** start of Input data **

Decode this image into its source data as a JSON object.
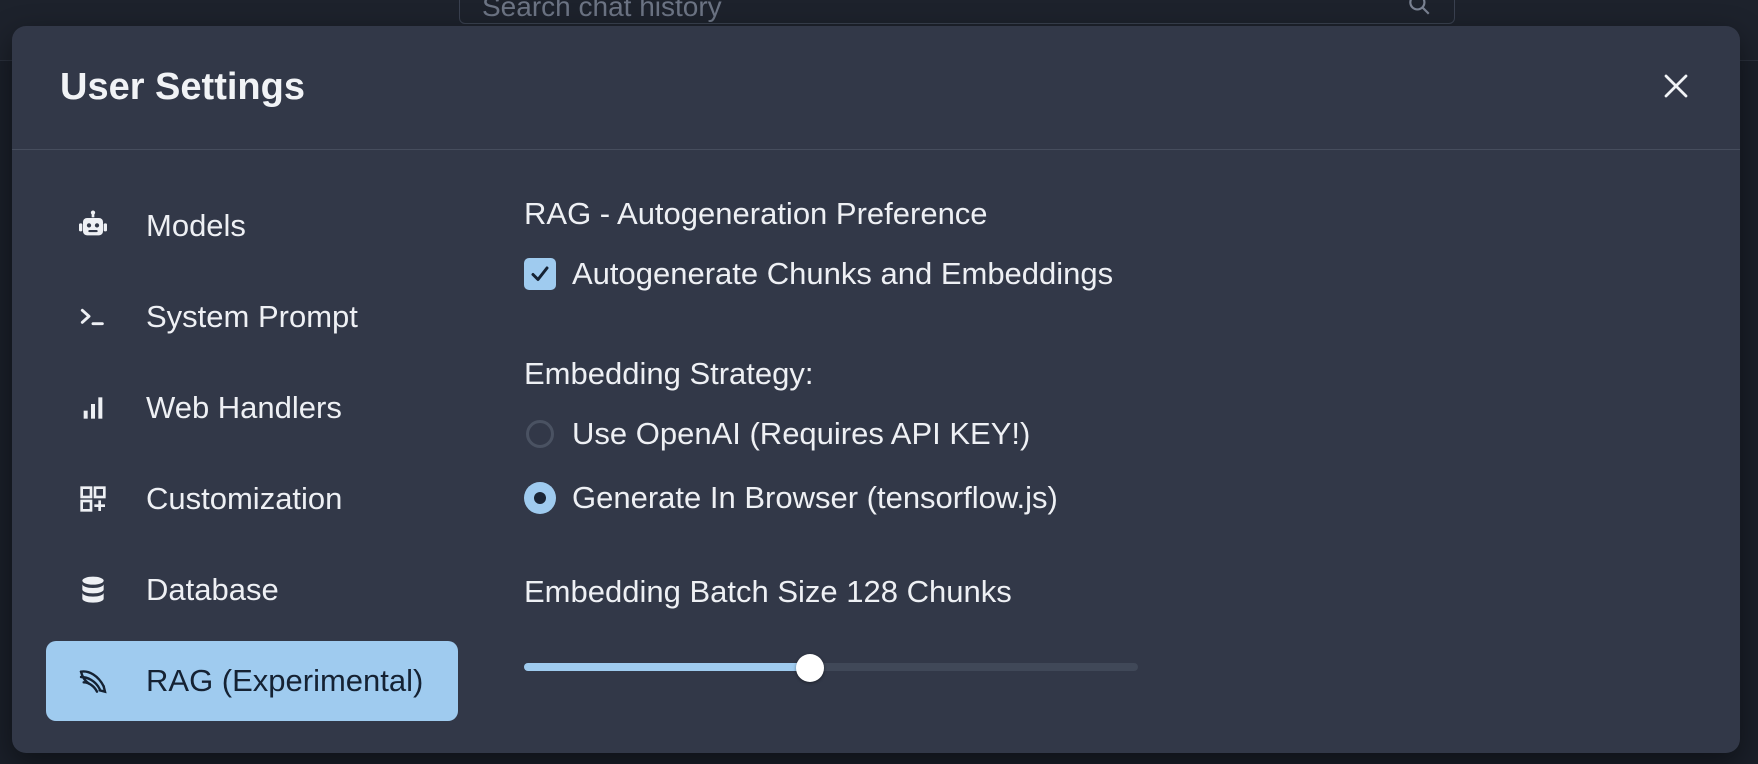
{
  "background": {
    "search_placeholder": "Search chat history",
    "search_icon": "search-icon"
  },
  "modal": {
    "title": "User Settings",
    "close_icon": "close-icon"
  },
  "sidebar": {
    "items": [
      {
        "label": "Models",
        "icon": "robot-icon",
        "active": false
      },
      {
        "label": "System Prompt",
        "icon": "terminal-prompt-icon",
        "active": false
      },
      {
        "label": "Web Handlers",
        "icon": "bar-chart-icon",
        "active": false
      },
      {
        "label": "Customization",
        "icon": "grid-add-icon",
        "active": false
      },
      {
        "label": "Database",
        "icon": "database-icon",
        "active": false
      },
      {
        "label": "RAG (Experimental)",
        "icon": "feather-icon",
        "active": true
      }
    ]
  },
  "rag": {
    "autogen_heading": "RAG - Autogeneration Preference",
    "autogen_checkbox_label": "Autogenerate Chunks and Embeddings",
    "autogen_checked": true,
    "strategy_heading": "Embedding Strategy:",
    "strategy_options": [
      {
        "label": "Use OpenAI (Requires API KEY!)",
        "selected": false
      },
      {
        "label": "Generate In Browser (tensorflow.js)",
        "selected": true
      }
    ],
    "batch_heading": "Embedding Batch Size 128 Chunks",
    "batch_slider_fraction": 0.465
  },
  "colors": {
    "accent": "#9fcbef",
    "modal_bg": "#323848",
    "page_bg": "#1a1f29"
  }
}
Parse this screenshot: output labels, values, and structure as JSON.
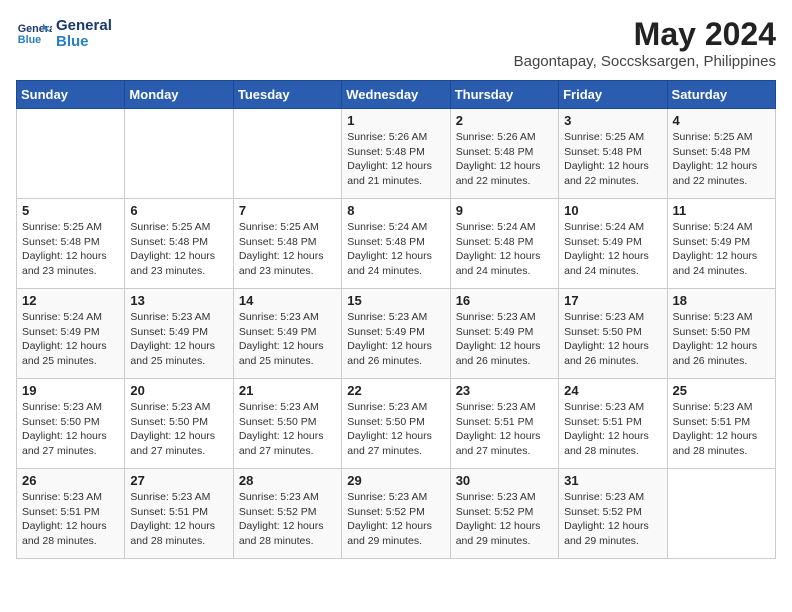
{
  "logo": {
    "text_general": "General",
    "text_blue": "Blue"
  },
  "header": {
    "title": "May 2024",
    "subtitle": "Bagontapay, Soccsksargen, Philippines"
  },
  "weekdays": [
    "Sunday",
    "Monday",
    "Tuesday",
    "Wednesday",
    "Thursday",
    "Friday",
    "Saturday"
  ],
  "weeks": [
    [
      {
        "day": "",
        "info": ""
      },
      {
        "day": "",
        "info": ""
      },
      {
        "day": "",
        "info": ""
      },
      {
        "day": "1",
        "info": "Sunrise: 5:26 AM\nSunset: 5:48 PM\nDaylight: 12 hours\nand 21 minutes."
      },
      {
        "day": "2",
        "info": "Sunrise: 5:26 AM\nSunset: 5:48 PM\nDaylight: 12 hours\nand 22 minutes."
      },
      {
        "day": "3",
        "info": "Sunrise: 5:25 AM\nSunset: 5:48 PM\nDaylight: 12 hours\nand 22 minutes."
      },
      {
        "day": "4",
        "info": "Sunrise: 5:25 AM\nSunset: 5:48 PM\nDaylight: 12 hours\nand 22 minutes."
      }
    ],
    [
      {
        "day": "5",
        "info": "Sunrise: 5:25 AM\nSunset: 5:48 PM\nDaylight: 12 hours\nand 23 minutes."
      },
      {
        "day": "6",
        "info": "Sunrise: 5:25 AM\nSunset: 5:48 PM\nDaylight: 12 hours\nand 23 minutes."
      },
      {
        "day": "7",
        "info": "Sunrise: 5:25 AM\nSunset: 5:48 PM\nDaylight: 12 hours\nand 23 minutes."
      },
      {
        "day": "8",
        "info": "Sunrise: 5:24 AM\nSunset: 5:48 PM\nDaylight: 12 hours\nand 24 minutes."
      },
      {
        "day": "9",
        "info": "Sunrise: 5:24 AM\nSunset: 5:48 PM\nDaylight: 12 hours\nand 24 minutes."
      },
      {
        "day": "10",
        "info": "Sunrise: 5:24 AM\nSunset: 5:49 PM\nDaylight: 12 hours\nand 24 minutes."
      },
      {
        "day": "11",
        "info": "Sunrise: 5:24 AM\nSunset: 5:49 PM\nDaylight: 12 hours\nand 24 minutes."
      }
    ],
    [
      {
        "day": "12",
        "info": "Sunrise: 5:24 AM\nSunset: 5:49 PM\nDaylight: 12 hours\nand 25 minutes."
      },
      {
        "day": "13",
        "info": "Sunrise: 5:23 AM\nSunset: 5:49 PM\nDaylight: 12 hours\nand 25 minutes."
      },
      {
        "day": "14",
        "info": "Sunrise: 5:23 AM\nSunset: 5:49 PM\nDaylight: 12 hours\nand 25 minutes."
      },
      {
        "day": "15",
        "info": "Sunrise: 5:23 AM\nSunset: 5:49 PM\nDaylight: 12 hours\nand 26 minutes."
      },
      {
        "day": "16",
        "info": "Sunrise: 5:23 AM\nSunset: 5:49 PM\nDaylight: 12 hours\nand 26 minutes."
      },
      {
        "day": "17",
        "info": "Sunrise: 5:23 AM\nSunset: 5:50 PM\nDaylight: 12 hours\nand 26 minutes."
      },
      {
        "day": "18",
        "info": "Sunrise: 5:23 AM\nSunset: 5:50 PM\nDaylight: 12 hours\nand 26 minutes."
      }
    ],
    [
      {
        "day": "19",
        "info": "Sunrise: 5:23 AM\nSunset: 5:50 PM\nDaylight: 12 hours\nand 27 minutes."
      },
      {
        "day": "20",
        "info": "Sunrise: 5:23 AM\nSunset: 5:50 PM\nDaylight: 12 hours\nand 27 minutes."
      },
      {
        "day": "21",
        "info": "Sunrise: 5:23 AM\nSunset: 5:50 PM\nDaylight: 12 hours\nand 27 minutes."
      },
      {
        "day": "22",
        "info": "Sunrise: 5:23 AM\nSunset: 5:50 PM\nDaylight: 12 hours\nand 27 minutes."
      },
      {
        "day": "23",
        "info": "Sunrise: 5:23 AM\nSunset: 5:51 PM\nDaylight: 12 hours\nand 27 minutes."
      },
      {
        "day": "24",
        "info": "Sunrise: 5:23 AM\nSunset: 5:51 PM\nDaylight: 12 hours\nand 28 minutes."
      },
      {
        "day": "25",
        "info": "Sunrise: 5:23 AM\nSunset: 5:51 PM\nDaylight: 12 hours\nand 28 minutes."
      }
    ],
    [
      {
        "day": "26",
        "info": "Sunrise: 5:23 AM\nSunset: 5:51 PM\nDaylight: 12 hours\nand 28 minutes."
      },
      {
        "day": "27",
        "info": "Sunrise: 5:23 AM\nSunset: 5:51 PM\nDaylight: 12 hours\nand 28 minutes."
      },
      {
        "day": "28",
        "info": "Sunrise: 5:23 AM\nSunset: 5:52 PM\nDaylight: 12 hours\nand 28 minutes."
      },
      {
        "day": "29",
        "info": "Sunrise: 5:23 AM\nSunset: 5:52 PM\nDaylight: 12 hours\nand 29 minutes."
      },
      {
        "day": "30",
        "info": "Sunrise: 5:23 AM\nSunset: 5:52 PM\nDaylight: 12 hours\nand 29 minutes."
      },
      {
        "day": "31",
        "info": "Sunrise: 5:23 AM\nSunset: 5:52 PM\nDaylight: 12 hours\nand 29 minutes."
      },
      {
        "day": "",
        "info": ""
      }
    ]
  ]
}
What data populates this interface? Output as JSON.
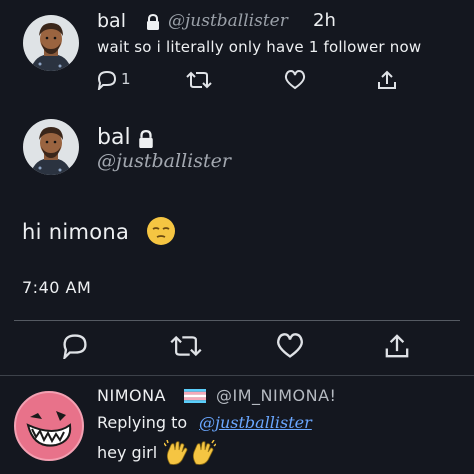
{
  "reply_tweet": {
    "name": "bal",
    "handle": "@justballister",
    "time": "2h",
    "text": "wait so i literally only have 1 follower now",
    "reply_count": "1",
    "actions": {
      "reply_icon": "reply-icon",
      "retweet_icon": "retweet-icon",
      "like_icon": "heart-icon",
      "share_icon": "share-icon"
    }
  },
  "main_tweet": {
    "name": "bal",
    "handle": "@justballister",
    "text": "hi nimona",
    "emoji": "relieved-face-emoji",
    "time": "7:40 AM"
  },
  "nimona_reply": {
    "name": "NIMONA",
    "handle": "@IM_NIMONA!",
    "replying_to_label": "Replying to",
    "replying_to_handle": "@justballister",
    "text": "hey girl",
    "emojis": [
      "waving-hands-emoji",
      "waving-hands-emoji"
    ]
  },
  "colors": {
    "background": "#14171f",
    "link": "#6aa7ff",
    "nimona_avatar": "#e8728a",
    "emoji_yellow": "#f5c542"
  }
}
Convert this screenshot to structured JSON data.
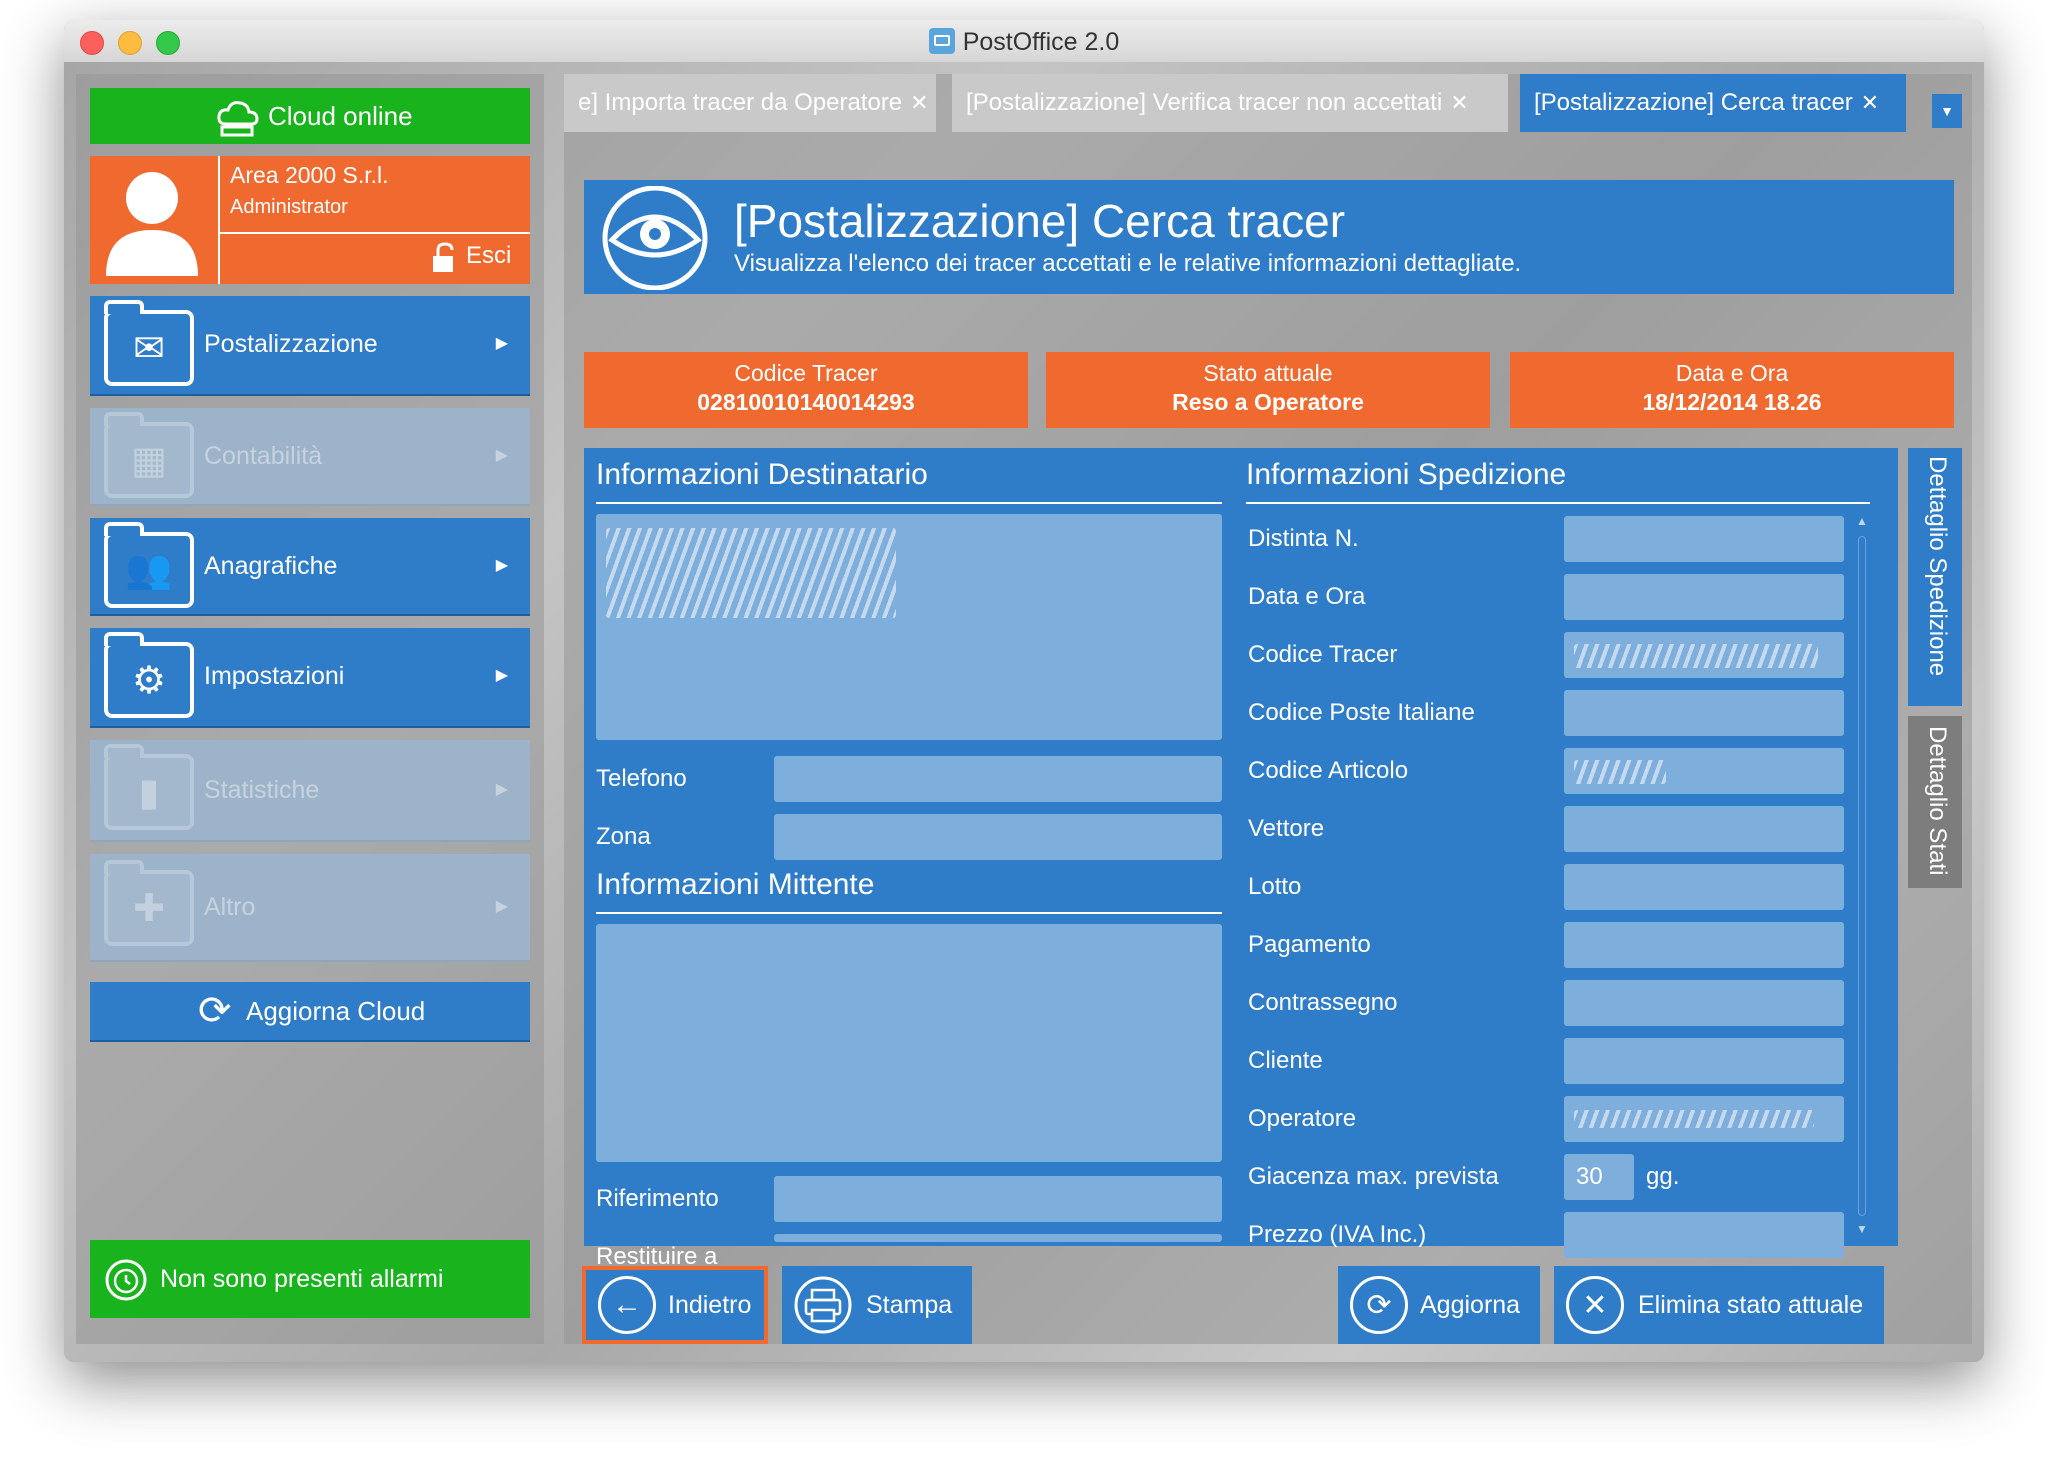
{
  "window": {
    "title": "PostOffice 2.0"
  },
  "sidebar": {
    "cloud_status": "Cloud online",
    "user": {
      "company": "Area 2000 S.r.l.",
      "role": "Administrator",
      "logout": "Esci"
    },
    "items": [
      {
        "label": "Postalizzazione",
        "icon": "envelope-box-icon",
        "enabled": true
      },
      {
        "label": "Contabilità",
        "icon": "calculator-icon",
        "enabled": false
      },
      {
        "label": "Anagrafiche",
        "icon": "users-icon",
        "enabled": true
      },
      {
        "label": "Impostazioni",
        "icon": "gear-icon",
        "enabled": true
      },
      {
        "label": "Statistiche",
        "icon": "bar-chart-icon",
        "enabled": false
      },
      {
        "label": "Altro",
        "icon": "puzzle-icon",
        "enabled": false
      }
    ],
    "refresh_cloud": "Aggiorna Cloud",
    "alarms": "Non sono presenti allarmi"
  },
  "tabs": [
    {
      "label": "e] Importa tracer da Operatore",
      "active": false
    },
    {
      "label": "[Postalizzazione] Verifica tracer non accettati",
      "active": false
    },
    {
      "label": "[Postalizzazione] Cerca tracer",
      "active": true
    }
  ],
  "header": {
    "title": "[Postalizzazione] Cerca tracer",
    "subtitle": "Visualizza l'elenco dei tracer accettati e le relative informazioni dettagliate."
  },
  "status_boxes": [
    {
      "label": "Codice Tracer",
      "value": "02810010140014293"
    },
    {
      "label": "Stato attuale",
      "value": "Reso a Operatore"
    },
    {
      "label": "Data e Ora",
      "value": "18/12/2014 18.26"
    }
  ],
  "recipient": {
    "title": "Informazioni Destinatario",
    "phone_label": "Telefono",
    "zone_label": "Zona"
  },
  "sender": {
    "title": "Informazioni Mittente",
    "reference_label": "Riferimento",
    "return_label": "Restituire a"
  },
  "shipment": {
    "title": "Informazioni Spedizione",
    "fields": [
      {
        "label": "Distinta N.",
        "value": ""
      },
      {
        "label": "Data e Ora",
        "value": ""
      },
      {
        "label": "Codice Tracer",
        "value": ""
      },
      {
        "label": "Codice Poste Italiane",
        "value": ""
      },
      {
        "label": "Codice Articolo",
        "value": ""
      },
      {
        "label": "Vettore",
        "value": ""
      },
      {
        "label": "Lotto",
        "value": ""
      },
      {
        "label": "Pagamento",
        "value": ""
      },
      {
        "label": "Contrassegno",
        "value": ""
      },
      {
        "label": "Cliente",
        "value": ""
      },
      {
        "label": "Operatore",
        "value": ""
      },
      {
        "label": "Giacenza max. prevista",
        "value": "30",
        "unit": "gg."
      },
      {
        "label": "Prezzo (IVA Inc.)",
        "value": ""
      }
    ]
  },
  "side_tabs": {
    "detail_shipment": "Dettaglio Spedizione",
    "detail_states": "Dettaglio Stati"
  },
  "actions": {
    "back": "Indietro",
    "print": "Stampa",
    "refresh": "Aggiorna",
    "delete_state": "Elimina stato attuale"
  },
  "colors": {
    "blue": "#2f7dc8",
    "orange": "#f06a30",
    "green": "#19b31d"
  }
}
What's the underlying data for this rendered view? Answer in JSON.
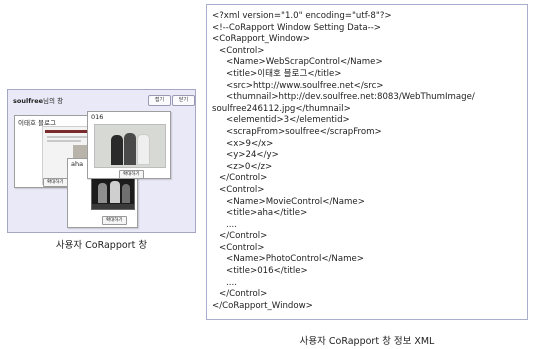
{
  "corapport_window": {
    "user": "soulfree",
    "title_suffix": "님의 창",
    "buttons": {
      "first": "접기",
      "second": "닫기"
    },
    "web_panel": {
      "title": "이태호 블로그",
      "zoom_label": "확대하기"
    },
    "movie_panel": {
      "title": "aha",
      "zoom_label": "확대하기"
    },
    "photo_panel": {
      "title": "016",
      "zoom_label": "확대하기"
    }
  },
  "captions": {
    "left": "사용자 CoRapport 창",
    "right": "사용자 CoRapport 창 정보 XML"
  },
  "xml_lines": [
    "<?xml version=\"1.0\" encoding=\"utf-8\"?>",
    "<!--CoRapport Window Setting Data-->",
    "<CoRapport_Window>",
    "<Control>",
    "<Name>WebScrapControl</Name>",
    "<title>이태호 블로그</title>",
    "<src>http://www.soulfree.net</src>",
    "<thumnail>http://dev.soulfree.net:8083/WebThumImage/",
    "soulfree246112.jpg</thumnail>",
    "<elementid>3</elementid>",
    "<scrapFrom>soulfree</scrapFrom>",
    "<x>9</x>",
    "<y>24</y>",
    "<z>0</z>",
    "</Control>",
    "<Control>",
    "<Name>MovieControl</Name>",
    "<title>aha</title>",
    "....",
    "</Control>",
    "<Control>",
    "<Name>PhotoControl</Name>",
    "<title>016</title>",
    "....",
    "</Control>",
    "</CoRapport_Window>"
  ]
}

** end of Input data **

◆ Task objective ◆
Extract, exactly as written, the span of lines from the one holding "What's the underlying" through the last line, inclusive. Skip any picture.

◆ Exercise response ◆
What's the underlying data for this rendered view? Answer in JSON.
{
  "corapport_window": {
    "user": "soulfree",
    "title_suffix": "님의 창",
    "buttons": {
      "first": "접기",
      "second": "닫기"
    },
    "web_panel": {
      "title": "이태호 블로그",
      "zoom_label": "확대하기"
    },
    "movie_panel": {
      "title": "aha",
      "zoom_label": "확대하기"
    },
    "photo_panel": {
      "title": "016",
      "zoom_label": "확대하기"
    }
  },
  "captions": {
    "left": "사용자 CoRapport 창",
    "right": "사용자 CoRapport 창 정보 XML"
  },
  "xml_lines": [
    "<?xml version=\"1.0\" encoding=\"utf-8\"?>",
    "<!--CoRapport Window Setting Data-->",
    "<CoRapport_Window>",
    "<Control>",
    "<Name>WebScrapControl</Name>",
    "<title>이태호 블로그</title>",
    "<src>http://www.soulfree.net</src>",
    "<thumnail>http://dev.soulfree.net:8083/WebThumImage/",
    "soulfree246112.jpg</thumnail>",
    "<elementid>3</elementid>",
    "<scrapFrom>soulfree</scrapFrom>",
    "<x>9</x>",
    "<y>24</y>",
    "<z>0</z>",
    "</Control>",
    "<Control>",
    "<Name>MovieControl</Name>",
    "<title>aha</title>",
    "....",
    "</Control>",
    "<Control>",
    "<Name>PhotoControl</Name>",
    "<title>016</title>",
    "....",
    "</Control>",
    "</CoRapport_Window>"
  ]
}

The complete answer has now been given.